■ Task brief:
Output each line exactly as it appears, skipping any embedded picture.

■ Data supplied:
************

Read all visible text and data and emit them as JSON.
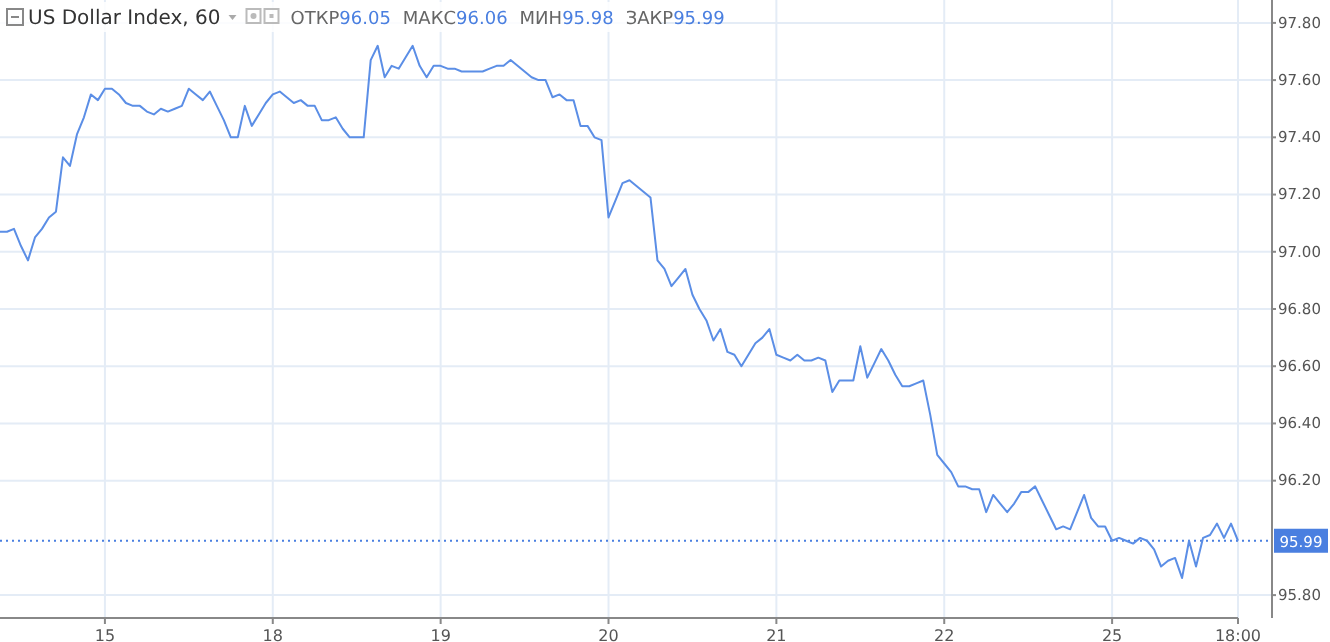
{
  "chart_data": {
    "type": "line",
    "title": "US Dollar Index, 60",
    "annotations": [
      "ОТКР96.05",
      "МАКС96.06",
      "МИН95.98",
      "ЗАКР95.99"
    ],
    "categories": [
      null,
      null,
      null,
      null,
      null,
      null,
      null,
      null,
      null,
      null,
      null,
      null,
      null,
      null,
      null,
      "15",
      null,
      null,
      null,
      null,
      null,
      null,
      null,
      null,
      null,
      null,
      null,
      null,
      null,
      null,
      null,
      null,
      null,
      null,
      null,
      null,
      null,
      null,
      null,
      "18",
      null,
      null,
      null,
      null,
      null,
      null,
      null,
      null,
      null,
      null,
      null,
      null,
      null,
      null,
      null,
      null,
      null,
      null,
      null,
      null,
      null,
      null,
      null,
      "19",
      null,
      null,
      null,
      null,
      null,
      null,
      null,
      null,
      null,
      null,
      null,
      null,
      null,
      null,
      null,
      null,
      null,
      null,
      null,
      null,
      null,
      null,
      null,
      "20",
      null,
      null,
      null,
      null,
      null,
      null,
      null,
      null,
      null,
      null,
      null,
      null,
      null,
      null,
      null,
      null,
      null,
      null,
      null,
      null,
      null,
      null,
      null,
      "21",
      null,
      null,
      null,
      null,
      null,
      null,
      null,
      null,
      null,
      null,
      null,
      null,
      null,
      null,
      null,
      null,
      null,
      null,
      null,
      null,
      null,
      null,
      null,
      "22",
      null,
      null,
      null,
      null,
      null,
      null,
      null,
      null,
      null,
      null,
      null,
      null,
      null,
      null,
      null,
      null,
      null,
      null,
      null,
      null,
      null,
      null,
      null,
      "25",
      null,
      null,
      null,
      null,
      null,
      null,
      null,
      null,
      null,
      null,
      null,
      null,
      null,
      null,
      null,
      null,
      null,
      "18:00"
    ],
    "series": [
      {
        "color": "#5b8ee6",
        "values": [
          97.07,
          97.07,
          97.08,
          97.02,
          96.97,
          97.05,
          97.08,
          97.12,
          97.14,
          97.33,
          97.3,
          97.41,
          97.47,
          97.55,
          97.53,
          97.57,
          97.57,
          97.55,
          97.52,
          97.51,
          97.51,
          97.49,
          97.48,
          97.5,
          97.49,
          97.5,
          97.51,
          97.57,
          97.55,
          97.53,
          97.56,
          97.51,
          97.46,
          97.4,
          97.4,
          97.51,
          97.44,
          97.48,
          97.52,
          97.55,
          97.56,
          97.54,
          97.52,
          97.53,
          97.51,
          97.51,
          97.46,
          97.46,
          97.47,
          97.43,
          97.4,
          97.4,
          97.4,
          97.67,
          97.72,
          97.61,
          97.65,
          97.64,
          97.68,
          97.72,
          97.65,
          97.61,
          97.65,
          97.65,
          97.64,
          97.64,
          97.63,
          97.63,
          97.63,
          97.63,
          97.64,
          97.65,
          97.65,
          97.67,
          97.65,
          97.63,
          97.61,
          97.6,
          97.6,
          97.54,
          97.55,
          97.53,
          97.53,
          97.44,
          97.44,
          97.4,
          97.39,
          97.12,
          97.18,
          97.24,
          97.25,
          97.23,
          97.21,
          97.19,
          96.97,
          96.94,
          96.88,
          96.91,
          96.94,
          96.85,
          96.8,
          96.76,
          96.69,
          96.73,
          96.65,
          96.64,
          96.6,
          96.64,
          96.68,
          96.7,
          96.73,
          96.64,
          96.63,
          96.62,
          96.64,
          96.62,
          96.62,
          96.63,
          96.62,
          96.51,
          96.55,
          96.55,
          96.55,
          96.67,
          96.56,
          96.61,
          96.66,
          96.62,
          96.57,
          96.53,
          96.53,
          96.54,
          96.55,
          96.43,
          96.29,
          96.26,
          96.23,
          96.18,
          96.18,
          96.17,
          96.17,
          96.09,
          96.15,
          96.12,
          96.09,
          96.12,
          96.16,
          96.16,
          96.18,
          96.13,
          96.08,
          96.03,
          96.04,
          96.03,
          96.09,
          96.15,
          96.07,
          96.04,
          96.04,
          95.99,
          96.0,
          95.99,
          95.98,
          96.0,
          95.99,
          95.96,
          95.9,
          95.92,
          95.93,
          95.86,
          95.99,
          95.9,
          96.0,
          96.01,
          96.05,
          96.0,
          96.05,
          95.99
        ]
      }
    ],
    "ylim": [
      95.72,
      97.88
    ],
    "yticks": [
      {
        "value": 95.8,
        "label": "95.80"
      },
      {
        "value": 96.2,
        "label": "96.20"
      },
      {
        "value": 96.4,
        "label": "96.40"
      },
      {
        "value": 96.6,
        "label": "96.60"
      },
      {
        "value": 96.8,
        "label": "96.80"
      },
      {
        "value": 97,
        "label": "97.00"
      },
      {
        "value": 97.2,
        "label": "97.20"
      },
      {
        "value": 97.4,
        "label": "97.40"
      },
      {
        "value": 97.6,
        "label": "97.60"
      },
      {
        "value": 97.8,
        "label": "97.80"
      }
    ],
    "ref_lines": [
      {
        "axis": "y",
        "value": 95.99,
        "label": "95.99",
        "color": "#4a7fe0",
        "line_style": "dotted"
      }
    ],
    "grid": true,
    "marker": "none",
    "line_style": "solid"
  }
}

************

■ Task answer:
Read all visible text and data and emit them as JSON.
{
  "chart_data": {
    "type": "line",
    "title": "US Dollar Index, 60",
    "annotations": [
      "ОТКР96.05",
      "МАКС96.06",
      "МИН95.98",
      "ЗАКР95.99"
    ],
    "categories": [
      null,
      null,
      null,
      null,
      null,
      null,
      null,
      null,
      null,
      null,
      null,
      null,
      null,
      null,
      null,
      "15",
      null,
      null,
      null,
      null,
      null,
      null,
      null,
      null,
      null,
      null,
      null,
      null,
      null,
      null,
      null,
      null,
      null,
      null,
      null,
      null,
      null,
      null,
      null,
      "18",
      null,
      null,
      null,
      null,
      null,
      null,
      null,
      null,
      null,
      null,
      null,
      null,
      null,
      null,
      null,
      null,
      null,
      null,
      null,
      null,
      null,
      null,
      null,
      "19",
      null,
      null,
      null,
      null,
      null,
      null,
      null,
      null,
      null,
      null,
      null,
      null,
      null,
      null,
      null,
      null,
      null,
      null,
      null,
      null,
      null,
      null,
      null,
      "20",
      null,
      null,
      null,
      null,
      null,
      null,
      null,
      null,
      null,
      null,
      null,
      null,
      null,
      null,
      null,
      null,
      null,
      null,
      null,
      null,
      null,
      null,
      null,
      "21",
      null,
      null,
      null,
      null,
      null,
      null,
      null,
      null,
      null,
      null,
      null,
      null,
      null,
      null,
      null,
      null,
      null,
      null,
      null,
      null,
      null,
      null,
      null,
      "22",
      null,
      null,
      null,
      null,
      null,
      null,
      null,
      null,
      null,
      null,
      null,
      null,
      null,
      null,
      null,
      null,
      null,
      null,
      null,
      null,
      null,
      null,
      null,
      "25",
      null,
      null,
      null,
      null,
      null,
      null,
      null,
      null,
      null,
      null,
      null,
      null,
      null,
      null,
      null,
      null,
      null,
      "18:00"
    ],
    "series": [
      {
        "color": "#5b8ee6",
        "values": [
          97.07,
          97.07,
          97.08,
          97.02,
          96.97,
          97.05,
          97.08,
          97.12,
          97.14,
          97.33,
          97.3,
          97.41,
          97.47,
          97.55,
          97.53,
          97.57,
          97.57,
          97.55,
          97.52,
          97.51,
          97.51,
          97.49,
          97.48,
          97.5,
          97.49,
          97.5,
          97.51,
          97.57,
          97.55,
          97.53,
          97.56,
          97.51,
          97.46,
          97.4,
          97.4,
          97.51,
          97.44,
          97.48,
          97.52,
          97.55,
          97.56,
          97.54,
          97.52,
          97.53,
          97.51,
          97.51,
          97.46,
          97.46,
          97.47,
          97.43,
          97.4,
          97.4,
          97.4,
          97.67,
          97.72,
          97.61,
          97.65,
          97.64,
          97.68,
          97.72,
          97.65,
          97.61,
          97.65,
          97.65,
          97.64,
          97.64,
          97.63,
          97.63,
          97.63,
          97.63,
          97.64,
          97.65,
          97.65,
          97.67,
          97.65,
          97.63,
          97.61,
          97.6,
          97.6,
          97.54,
          97.55,
          97.53,
          97.53,
          97.44,
          97.44,
          97.4,
          97.39,
          97.12,
          97.18,
          97.24,
          97.25,
          97.23,
          97.21,
          97.19,
          96.97,
          96.94,
          96.88,
          96.91,
          96.94,
          96.85,
          96.8,
          96.76,
          96.69,
          96.73,
          96.65,
          96.64,
          96.6,
          96.64,
          96.68,
          96.7,
          96.73,
          96.64,
          96.63,
          96.62,
          96.64,
          96.62,
          96.62,
          96.63,
          96.62,
          96.51,
          96.55,
          96.55,
          96.55,
          96.67,
          96.56,
          96.61,
          96.66,
          96.62,
          96.57,
          96.53,
          96.53,
          96.54,
          96.55,
          96.43,
          96.29,
          96.26,
          96.23,
          96.18,
          96.18,
          96.17,
          96.17,
          96.09,
          96.15,
          96.12,
          96.09,
          96.12,
          96.16,
          96.16,
          96.18,
          96.13,
          96.08,
          96.03,
          96.04,
          96.03,
          96.09,
          96.15,
          96.07,
          96.04,
          96.04,
          95.99,
          96.0,
          95.99,
          95.98,
          96.0,
          95.99,
          95.96,
          95.9,
          95.92,
          95.93,
          95.86,
          95.99,
          95.9,
          96.0,
          96.01,
          96.05,
          96.0,
          96.05,
          95.99
        ]
      }
    ],
    "ylim": [
      95.72,
      97.88
    ],
    "yticks": [
      {
        "value": 95.8,
        "label": "95.80"
      },
      {
        "value": 96.2,
        "label": "96.20"
      },
      {
        "value": 96.4,
        "label": "96.40"
      },
      {
        "value": 96.6,
        "label": "96.60"
      },
      {
        "value": 96.8,
        "label": "96.80"
      },
      {
        "value": 97,
        "label": "97.00"
      },
      {
        "value": 97.2,
        "label": "97.20"
      },
      {
        "value": 97.4,
        "label": "97.40"
      },
      {
        "value": 97.6,
        "label": "97.60"
      },
      {
        "value": 97.8,
        "label": "97.80"
      }
    ],
    "ref_lines": [
      {
        "axis": "y",
        "value": 95.99,
        "label": "95.99",
        "color": "#4a7fe0",
        "line_style": "dotted"
      }
    ],
    "grid": true,
    "marker": "none",
    "line_style": "solid"
  }
}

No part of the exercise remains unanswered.